-- DO THIS --
How many lines in the records below hold the string "Interpersonal"? Please answer with the number and nothing more.
### DATA
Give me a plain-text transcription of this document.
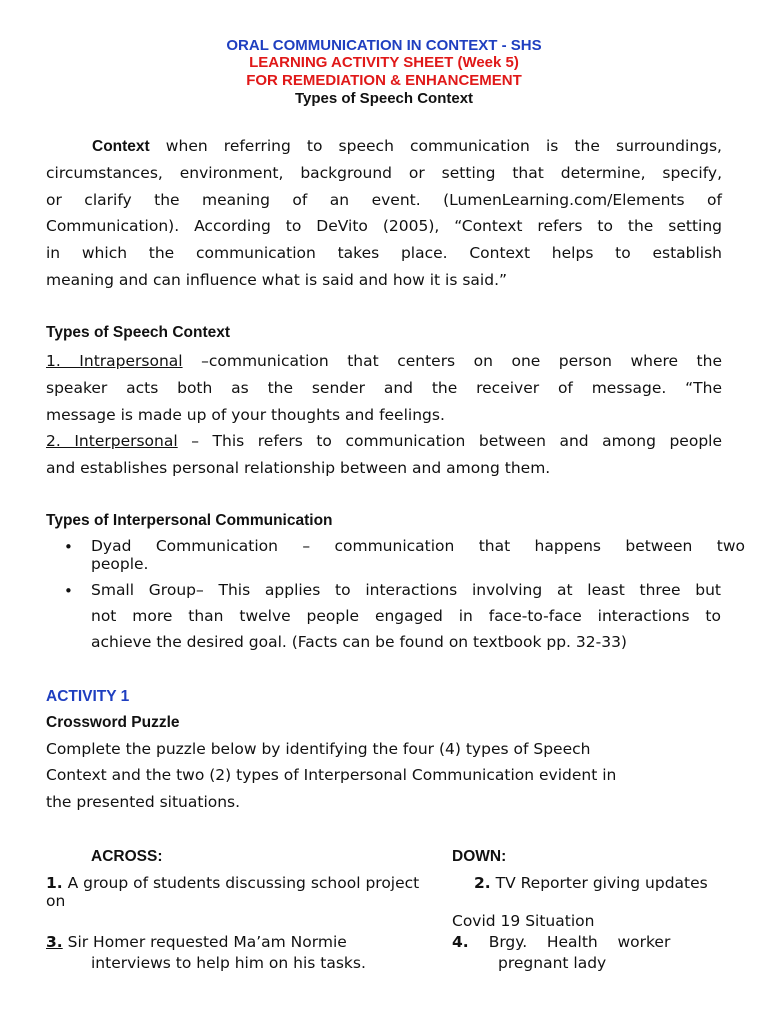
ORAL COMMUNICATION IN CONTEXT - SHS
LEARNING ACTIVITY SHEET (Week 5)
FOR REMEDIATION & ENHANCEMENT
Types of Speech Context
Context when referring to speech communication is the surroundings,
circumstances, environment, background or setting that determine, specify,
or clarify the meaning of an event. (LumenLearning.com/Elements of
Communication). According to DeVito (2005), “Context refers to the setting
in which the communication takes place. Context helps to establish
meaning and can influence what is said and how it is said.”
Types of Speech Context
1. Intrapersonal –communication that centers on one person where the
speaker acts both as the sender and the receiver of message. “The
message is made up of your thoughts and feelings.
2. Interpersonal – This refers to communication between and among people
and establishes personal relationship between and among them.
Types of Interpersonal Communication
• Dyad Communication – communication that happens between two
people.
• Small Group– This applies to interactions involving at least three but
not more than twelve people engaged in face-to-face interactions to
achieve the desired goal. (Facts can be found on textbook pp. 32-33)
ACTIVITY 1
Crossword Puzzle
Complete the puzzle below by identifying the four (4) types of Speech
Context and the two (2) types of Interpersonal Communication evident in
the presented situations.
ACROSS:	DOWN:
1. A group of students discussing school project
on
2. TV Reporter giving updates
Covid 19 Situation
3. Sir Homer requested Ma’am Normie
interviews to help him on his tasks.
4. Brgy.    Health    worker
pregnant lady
######
### DATA
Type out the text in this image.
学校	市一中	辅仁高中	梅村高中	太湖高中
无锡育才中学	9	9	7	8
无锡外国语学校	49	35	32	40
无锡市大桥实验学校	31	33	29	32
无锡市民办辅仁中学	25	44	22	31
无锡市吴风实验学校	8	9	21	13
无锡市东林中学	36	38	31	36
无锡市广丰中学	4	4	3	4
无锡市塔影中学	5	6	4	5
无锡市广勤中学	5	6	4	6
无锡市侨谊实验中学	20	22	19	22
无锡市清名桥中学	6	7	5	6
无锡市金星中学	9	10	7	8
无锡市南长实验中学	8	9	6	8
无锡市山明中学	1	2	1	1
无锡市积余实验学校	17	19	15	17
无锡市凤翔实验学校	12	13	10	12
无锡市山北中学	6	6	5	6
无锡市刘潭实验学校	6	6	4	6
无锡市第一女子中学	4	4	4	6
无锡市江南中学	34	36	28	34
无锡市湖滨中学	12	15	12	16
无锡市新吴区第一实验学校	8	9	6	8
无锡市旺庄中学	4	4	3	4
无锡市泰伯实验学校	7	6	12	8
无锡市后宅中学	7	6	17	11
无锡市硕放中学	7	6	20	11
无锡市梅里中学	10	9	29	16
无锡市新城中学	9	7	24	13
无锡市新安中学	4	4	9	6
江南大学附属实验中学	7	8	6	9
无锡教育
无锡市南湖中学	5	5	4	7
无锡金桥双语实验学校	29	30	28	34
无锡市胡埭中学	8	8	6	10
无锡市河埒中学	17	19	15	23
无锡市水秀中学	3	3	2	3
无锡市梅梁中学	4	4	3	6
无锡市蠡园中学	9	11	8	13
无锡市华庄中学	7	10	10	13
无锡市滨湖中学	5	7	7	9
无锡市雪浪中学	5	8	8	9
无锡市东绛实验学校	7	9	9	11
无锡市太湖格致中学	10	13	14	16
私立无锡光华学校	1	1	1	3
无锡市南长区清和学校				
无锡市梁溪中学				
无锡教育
######
-- EXERCISE SOLUTION --
3